- **TO DO**: Omit every picture and return the rest of the data unaltered.
#### DATA ROWS
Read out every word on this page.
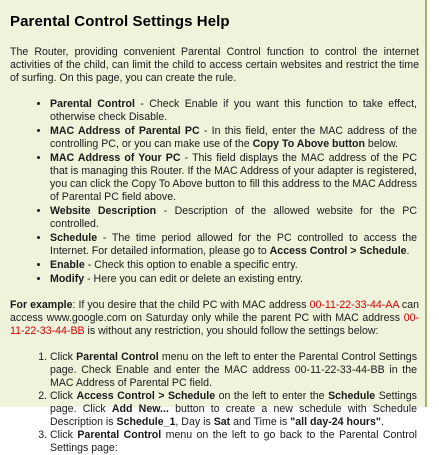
Parental Control Settings Help

The Router, providing convenient Parental Control function to control the internet activities of the child, can limit the child to access certain websites and restrict the time of surfing. On this page, you can create the rule.

• Parental Control - Check Enable if you want this function to take effect, otherwise check Disable.
• MAC Address of Parental PC - In this field, enter the MAC address of the controlling PC, or you can make use of the Copy To Above button below.
• MAC Address of Your PC - This field displays the MAC address of the PC that is managing this Router. If the MAC Address of your adapter is registered, you can click the Copy To Above button to fill this address to the MAC Address of Parental PC field above.
• Website Description - Description of the allowed website for the PC controlled.
• Schedule - The time period allowed for the PC controlled to access the Internet. For detailed information, please go to Access Control > Schedule.
• Enable - Check this option to enable a specific entry.
• Modify - Here you can edit or delete an existing entry.

For example: If you desire that the child PC with MAC address 00-11-22-33-44-AA can access www.google.com on Saturday only while the parent PC with MAC address 00-11-22-33-44-BB is without any restriction, you should follow the settings below:

1. Click Parental Control menu on the left to enter the Parental Control Settings page. Check Enable and enter the MAC address 00-11-22-33-44-BB in the MAC Address of Parental PC field.
2. Click Access Control > Schedule on the left to enter the Schedule Settings page. Click Add New... button to create a new schedule with Schedule Description is Schedule_1, Day is Sat and Time is "all day-24 hours".
3. Click Parental Control menu on the left to go back to the Parental Control Settings page:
########
- **EXPECTED OUTPUT**:
Read out every word on this page.
Parental Control Settings Help

The Router, providing convenient Parental Control function to control the internet activities of the child, can limit the child to access certain websites and restrict the time of surfing. On this page, you can create the rule.

• Parental Control - Check Enable if you want this function to take effect, otherwise check Disable.
• MAC Address of Parental PC - In this field, enter the MAC address of the controlling PC, or you can make use of the Copy To Above button below.
• MAC Address of Your PC - This field displays the MAC address of the PC that is managing this Router. If the MAC Address of your adapter is registered, you can click the Copy To Above button to fill this address to the MAC Address of Parental PC field above.
• Website Description - Description of the allowed website for the PC controlled.
• Schedule - The time period allowed for the PC controlled to access the Internet. For detailed information, please go to Access Control > Schedule.
• Enable - Check this option to enable a specific entry.
• Modify - Here you can edit or delete an existing entry.

For example: If you desire that the child PC with MAC address 00-11-22-33-44-AA can access www.google.com on Saturday only while the parent PC with MAC address 00-11-22-33-44-BB is without any restriction, you should follow the settings below:

1. Click Parental Control menu on the left to enter the Parental Control Settings page. Check Enable and enter the MAC address 00-11-22-33-44-BB in the MAC Address of Parental PC field.
2. Click Access Control > Schedule on the left to enter the Schedule Settings page. Click Add New... button to create a new schedule with Schedule Description is Schedule_1, Day is Sat and Time is "all day-24 hours".
3. Click Parental Control menu on the left to go back to the Parental Control Settings page:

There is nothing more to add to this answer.